**What you have to do:** Look through the material below for "Montag". Copy every line that contains it.

[Source records]
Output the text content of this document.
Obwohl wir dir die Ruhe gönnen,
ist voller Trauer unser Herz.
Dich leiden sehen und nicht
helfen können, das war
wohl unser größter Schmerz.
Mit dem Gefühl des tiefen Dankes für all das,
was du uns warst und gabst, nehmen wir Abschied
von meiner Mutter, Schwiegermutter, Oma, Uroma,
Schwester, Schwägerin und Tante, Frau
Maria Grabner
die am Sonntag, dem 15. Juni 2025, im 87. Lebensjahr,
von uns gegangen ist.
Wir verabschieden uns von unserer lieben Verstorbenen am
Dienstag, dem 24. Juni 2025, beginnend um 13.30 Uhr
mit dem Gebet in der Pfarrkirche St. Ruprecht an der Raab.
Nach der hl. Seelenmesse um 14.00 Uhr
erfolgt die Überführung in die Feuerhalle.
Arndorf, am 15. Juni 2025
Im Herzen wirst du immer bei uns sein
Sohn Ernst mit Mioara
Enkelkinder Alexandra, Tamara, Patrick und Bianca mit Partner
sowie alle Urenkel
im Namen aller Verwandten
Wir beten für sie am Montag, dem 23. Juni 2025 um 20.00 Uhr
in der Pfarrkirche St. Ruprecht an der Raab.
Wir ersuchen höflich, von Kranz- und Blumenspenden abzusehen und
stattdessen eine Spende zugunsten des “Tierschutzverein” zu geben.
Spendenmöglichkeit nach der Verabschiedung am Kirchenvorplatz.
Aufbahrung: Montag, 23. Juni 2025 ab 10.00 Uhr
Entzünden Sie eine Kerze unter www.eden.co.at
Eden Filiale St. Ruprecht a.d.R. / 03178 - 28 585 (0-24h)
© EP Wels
...
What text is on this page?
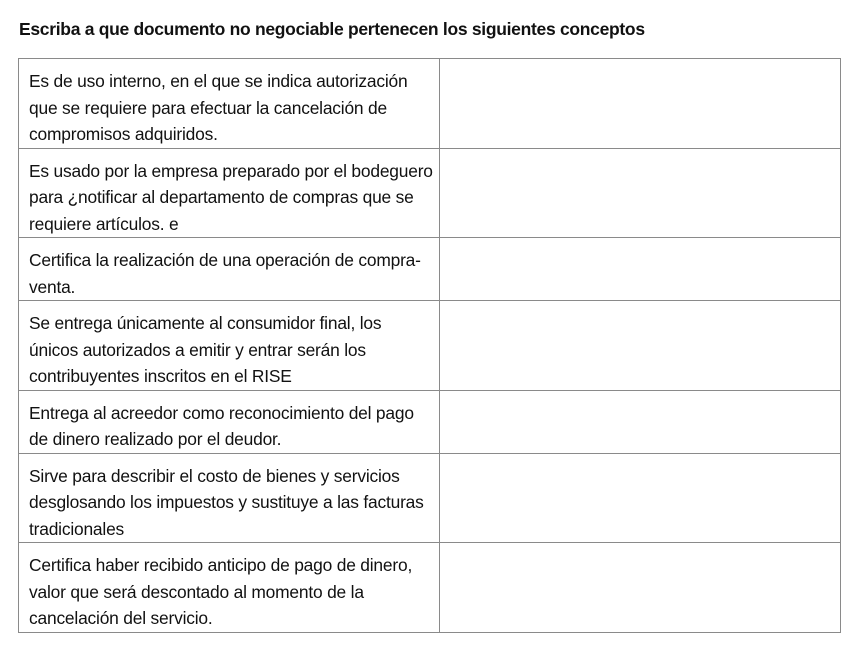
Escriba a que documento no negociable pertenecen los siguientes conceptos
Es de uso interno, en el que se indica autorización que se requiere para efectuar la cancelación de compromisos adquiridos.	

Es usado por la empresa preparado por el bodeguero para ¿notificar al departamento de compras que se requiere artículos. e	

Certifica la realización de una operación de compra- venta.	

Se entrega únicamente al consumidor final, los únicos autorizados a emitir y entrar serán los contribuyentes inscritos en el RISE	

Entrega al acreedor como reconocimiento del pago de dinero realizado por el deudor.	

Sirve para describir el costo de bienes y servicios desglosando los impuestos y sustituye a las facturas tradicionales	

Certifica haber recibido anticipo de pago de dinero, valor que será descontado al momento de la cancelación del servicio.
--
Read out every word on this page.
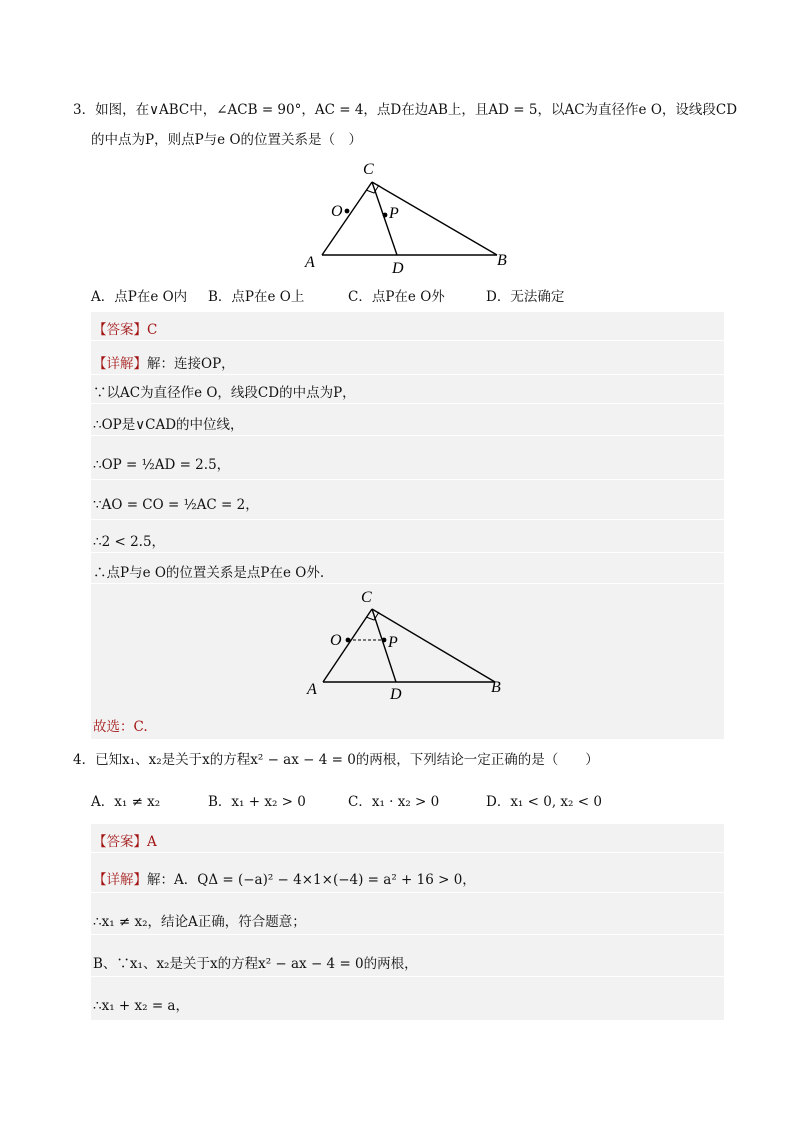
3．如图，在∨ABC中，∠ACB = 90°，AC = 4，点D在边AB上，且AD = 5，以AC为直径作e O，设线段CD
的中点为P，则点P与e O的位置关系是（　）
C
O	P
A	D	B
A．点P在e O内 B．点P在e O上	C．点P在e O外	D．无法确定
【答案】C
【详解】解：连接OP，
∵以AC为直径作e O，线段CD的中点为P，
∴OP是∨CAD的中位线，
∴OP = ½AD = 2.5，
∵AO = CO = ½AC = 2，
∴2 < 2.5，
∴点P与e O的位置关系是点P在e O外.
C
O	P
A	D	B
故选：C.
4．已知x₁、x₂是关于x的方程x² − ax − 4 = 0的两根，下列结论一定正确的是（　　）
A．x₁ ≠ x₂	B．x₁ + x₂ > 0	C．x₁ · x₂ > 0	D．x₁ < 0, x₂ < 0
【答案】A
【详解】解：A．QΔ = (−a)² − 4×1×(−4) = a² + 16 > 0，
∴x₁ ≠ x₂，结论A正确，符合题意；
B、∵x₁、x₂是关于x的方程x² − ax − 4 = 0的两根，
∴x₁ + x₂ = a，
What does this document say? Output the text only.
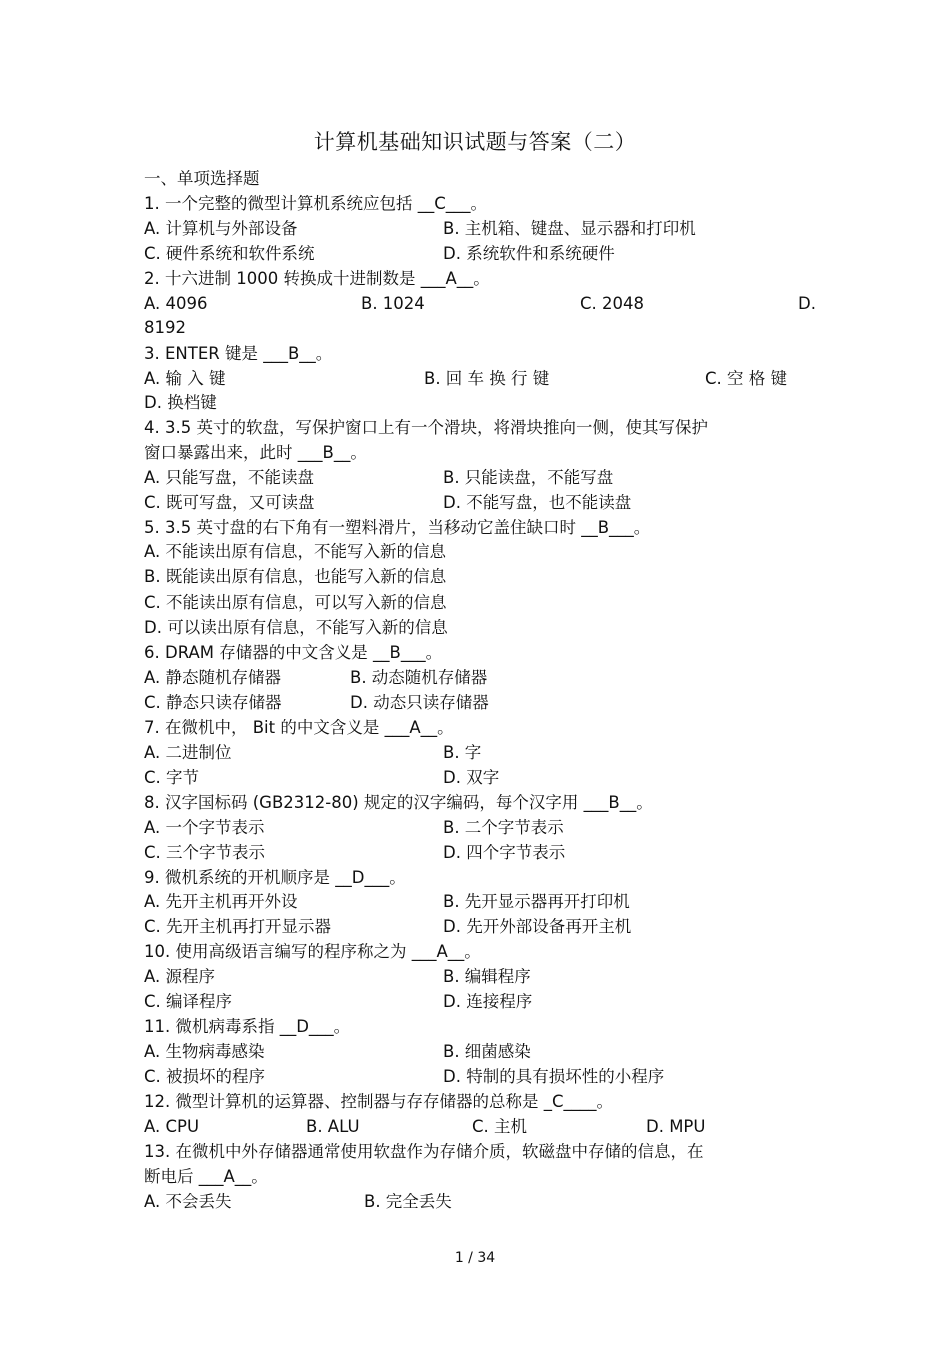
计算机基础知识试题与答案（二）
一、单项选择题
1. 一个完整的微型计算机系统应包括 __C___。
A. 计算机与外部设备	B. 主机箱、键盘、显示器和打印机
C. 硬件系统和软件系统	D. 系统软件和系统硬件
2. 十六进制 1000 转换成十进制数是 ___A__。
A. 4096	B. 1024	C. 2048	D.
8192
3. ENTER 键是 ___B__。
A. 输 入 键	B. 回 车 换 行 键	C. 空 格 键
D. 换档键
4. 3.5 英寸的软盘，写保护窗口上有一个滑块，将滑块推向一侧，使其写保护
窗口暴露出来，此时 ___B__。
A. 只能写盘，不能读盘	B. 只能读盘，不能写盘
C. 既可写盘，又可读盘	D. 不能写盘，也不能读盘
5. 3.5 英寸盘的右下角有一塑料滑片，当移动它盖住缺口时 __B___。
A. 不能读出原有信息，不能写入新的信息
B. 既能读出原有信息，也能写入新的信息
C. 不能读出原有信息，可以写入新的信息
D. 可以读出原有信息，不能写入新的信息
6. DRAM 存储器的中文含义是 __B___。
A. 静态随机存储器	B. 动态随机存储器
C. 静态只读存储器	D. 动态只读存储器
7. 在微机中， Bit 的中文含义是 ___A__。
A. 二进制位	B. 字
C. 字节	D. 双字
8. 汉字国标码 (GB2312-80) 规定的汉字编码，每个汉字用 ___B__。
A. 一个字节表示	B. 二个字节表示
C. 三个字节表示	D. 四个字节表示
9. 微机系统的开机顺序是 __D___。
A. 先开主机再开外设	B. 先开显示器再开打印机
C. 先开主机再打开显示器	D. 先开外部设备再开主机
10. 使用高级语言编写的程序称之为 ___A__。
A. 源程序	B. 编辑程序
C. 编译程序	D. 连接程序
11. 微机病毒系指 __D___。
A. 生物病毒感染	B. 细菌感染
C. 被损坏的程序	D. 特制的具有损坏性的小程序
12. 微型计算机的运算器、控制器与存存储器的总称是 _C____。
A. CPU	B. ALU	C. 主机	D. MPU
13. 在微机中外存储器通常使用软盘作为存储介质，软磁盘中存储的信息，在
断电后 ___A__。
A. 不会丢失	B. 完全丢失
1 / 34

**Solution to the problem:**
Wir beten für sie am Montag, dem 23. Juni 2025 um 20.00 Uhr
Aufbahrung: Montag, 23. Juni 2025 ab 10.00 Uhr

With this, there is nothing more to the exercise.